#### [PASSAGE TO READ]
%%
After a few you learn the signs and find somewhere to sit or lie down - very quickly - but even after learning those signs sometimes you just can't find anywhere quickly enough.

I've suffered several painful but relatively minor injuries, the worst of which was some cracked ribs that took weeks to heal, but the potential remains for something more serious. I guess that a corner of a table into my eyeball won't be altogether pleasant. Fingers crossed, eh lads?

weekender

Apparently if you crouch down and repeatedly blow in and out towards an imaginary circle on the floor midway between your knees and hands, then stand up really quickly, you can cause yourself to faint.

As I found out when someone dared me to do it in the bushes near a park when I was about 14.  I just dropped like a stone between two branches of a tree, they thought I was dead.

Also, when it was really too hot at a Verve concert, Manchester Apollo I think.  I knew they were coming back for the encore, but I just knew I was going to pass out from the heat.  As I was really near the front, I decided that the best way to get out was to go over the front stand, head outside, and miss the encore.  I politely excused myself past a couple of people, explaining as I went, then calmly tried to get over the metal fence.

Fucking prick bouncer didn't need to rugby tackle me on the way down and shove me towards the exit, I already knew where it was and was trying to get there.  Even the people I'd just politely asked to move past were yelling at the bouncer to stop being a prick.

Anagram of a Shit Name

I cut my thumb on a band saw at school, was ok until I looked at it then promptly fainted.

Also nearly sliced 2 of my fingers off with an angle grinder. Drove myself to hospital and was ok until the nurse jabbed a needle into the bit in between the fingers where they join the hand in order to stitch them. Unfortunately she didn't wait long enough and started to stitch before the anesthetic had worked fully. Needless to say I went light headed, although I didn't faint.

I've also been knocked unconciouss when I was 18, hit from behind to the head and went down like a sack of shit, head hitting the pavement. lost my sense of smell for a long time after that.

All good fun.

Serge

I bypassed fainting and went straight to this fucker, and to this day, nobody has been able to tell me why it happened.

neveragain

I developed epilepsy in my last year of uni. Gone now thanks to meds. But the neurologist I saw had no idea what was causing it. Hope you're a bit better now.
%%
#### [RECORDS]
%%
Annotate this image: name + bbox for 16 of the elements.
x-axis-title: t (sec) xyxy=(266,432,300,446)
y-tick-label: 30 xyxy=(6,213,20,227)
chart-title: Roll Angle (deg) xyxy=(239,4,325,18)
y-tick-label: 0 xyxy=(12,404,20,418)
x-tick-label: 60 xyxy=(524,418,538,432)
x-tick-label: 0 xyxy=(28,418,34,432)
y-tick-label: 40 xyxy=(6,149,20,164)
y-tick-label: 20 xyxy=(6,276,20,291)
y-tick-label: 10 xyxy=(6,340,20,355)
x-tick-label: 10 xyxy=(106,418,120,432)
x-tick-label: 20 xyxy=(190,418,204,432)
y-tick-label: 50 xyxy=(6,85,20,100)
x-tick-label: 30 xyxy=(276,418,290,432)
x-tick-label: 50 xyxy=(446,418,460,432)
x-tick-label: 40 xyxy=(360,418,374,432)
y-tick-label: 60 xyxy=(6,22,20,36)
%%
#### [PROBLEM DETAILS]
Rewrite the stretch of the fainting thread from "Anagram of a" through "All good fun.", replacing "angle grinder" with "circular saw". The records come from a different source than the text.

#### [RESPONSE TO THE EXERCISE]
Anagram of a Shit Name

I cut my thumb on a band saw at school, was ok until I looked at it then promptly fainted.

Also nearly sliced 2 of my fingers off with an circular saw. Drove myself to hospital and was ok until the nurse jabbed a needle into the bit in between the fingers where they join the hand in order to stitch them. Unfortunately she didn't wait long enough and started to stitch before the anesthetic had worked fully. Needless to say I went light headed, although I didn't faint.

I've also been knocked unconciouss when I was 18, hit from behind to the head and went down like a sack of shit, head hitting the pavement. lost my sense of smell for a long time after that.

All good fun.